Task – From the listing below, copy every line with the word "letter".

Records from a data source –
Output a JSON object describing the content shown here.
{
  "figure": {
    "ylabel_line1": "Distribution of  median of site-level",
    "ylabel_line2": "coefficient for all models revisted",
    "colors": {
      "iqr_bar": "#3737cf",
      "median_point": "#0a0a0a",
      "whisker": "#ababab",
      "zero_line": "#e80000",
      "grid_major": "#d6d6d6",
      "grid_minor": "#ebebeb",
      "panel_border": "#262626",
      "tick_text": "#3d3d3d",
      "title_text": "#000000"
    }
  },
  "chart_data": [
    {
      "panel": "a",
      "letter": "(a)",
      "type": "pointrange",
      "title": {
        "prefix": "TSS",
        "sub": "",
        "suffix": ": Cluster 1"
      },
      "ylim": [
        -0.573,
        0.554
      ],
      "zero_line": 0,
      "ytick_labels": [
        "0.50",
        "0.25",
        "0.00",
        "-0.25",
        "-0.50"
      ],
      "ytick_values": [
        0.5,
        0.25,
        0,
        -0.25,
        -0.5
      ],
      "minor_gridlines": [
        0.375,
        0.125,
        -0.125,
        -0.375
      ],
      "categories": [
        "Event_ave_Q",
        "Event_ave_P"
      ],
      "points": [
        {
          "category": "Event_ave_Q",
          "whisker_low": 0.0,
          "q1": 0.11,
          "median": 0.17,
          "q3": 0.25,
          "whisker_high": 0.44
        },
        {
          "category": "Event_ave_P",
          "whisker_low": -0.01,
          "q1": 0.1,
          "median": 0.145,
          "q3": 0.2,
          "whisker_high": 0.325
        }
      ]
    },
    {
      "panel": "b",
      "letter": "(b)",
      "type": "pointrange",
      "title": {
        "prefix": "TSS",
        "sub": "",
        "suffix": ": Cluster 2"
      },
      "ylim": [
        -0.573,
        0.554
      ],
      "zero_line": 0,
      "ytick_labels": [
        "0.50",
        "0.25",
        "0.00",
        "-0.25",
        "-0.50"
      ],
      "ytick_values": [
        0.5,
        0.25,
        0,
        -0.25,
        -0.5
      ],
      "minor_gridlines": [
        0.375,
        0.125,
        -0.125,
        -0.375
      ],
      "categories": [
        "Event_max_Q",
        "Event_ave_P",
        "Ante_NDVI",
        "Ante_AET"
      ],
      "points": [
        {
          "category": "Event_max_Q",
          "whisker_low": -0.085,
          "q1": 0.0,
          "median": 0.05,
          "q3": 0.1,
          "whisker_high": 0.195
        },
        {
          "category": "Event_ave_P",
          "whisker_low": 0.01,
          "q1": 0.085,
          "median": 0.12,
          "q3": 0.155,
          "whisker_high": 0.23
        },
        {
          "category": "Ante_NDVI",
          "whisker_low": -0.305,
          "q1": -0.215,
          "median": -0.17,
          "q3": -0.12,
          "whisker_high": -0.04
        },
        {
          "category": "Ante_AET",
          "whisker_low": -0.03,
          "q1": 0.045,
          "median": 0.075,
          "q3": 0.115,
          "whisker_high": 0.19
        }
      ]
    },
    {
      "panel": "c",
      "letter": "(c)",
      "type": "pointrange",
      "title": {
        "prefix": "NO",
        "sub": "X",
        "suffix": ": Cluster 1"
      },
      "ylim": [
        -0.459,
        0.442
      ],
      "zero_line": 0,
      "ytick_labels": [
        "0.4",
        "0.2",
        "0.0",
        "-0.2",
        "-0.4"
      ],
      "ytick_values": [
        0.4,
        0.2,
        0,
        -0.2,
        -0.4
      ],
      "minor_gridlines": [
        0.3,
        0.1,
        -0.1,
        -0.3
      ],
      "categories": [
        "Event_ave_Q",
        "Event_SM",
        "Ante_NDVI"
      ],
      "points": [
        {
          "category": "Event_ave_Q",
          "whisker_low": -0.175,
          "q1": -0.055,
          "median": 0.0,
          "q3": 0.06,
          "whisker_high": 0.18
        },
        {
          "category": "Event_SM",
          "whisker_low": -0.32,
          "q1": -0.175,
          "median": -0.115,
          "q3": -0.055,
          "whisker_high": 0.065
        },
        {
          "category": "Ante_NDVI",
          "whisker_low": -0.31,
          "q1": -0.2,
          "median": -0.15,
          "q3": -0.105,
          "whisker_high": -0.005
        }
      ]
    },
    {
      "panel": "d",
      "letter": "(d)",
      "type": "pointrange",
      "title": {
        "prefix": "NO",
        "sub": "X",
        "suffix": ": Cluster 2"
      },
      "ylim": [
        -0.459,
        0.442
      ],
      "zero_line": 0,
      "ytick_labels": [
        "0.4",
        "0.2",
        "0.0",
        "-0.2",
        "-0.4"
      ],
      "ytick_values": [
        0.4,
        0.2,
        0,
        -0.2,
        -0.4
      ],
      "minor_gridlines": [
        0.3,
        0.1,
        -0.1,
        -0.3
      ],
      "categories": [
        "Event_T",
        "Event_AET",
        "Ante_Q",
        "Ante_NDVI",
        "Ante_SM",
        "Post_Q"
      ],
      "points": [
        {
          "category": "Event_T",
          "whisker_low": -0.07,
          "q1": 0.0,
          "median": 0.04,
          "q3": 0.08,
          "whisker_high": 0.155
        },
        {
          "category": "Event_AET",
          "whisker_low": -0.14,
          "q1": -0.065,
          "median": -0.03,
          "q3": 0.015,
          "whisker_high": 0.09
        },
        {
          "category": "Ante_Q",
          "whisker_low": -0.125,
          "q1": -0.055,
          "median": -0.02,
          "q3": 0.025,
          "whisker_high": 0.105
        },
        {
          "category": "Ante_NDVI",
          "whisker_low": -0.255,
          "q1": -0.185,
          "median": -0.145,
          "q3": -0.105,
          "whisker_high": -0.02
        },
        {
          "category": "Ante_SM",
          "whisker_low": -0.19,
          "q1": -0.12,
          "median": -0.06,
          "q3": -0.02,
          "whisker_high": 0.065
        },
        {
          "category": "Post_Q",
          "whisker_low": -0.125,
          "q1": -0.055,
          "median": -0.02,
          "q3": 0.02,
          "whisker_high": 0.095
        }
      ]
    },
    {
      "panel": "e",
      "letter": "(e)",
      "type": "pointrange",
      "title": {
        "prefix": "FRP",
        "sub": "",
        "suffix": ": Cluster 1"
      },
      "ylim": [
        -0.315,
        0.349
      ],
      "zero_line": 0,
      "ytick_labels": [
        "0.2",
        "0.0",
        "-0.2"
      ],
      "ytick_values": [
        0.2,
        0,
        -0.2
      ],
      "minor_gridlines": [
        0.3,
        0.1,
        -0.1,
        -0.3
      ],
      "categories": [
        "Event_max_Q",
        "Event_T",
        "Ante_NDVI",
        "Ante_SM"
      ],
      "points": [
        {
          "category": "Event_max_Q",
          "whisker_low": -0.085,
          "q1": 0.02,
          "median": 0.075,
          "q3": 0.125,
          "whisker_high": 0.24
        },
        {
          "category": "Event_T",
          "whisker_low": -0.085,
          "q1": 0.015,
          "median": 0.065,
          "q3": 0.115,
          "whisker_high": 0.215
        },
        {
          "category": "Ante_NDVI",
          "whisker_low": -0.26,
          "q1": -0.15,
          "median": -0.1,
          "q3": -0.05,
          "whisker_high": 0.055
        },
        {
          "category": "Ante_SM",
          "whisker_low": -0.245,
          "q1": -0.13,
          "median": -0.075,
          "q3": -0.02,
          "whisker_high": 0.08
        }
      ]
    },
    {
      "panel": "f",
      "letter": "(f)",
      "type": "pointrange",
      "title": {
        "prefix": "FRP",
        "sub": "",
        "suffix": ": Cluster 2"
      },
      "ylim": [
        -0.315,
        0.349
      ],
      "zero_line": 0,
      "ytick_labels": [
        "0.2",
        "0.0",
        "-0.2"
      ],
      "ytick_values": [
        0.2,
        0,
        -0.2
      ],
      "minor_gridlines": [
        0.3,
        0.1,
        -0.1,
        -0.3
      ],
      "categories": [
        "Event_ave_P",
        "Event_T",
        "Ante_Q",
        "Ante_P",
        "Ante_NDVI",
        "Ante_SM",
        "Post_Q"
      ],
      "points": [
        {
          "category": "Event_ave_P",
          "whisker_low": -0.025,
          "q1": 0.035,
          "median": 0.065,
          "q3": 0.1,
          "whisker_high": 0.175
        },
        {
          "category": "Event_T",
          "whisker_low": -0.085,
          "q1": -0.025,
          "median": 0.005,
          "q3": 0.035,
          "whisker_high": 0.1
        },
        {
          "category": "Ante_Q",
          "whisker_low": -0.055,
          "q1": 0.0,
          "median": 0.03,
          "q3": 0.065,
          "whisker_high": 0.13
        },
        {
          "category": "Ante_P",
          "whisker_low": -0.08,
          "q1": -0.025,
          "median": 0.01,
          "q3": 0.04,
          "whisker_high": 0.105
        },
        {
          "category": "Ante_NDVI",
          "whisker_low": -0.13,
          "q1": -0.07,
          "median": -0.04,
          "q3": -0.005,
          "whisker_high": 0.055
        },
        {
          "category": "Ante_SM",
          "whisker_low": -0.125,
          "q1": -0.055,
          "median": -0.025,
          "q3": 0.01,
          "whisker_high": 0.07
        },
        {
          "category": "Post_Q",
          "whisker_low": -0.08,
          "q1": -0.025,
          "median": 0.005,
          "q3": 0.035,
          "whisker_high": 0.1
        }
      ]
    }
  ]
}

Final result –
      "letter": "(a)",
      "letter": "(b)",
      "letter": "(c)",
      "letter": "(d)",
      "letter": "(e)",
      "letter": "(f)",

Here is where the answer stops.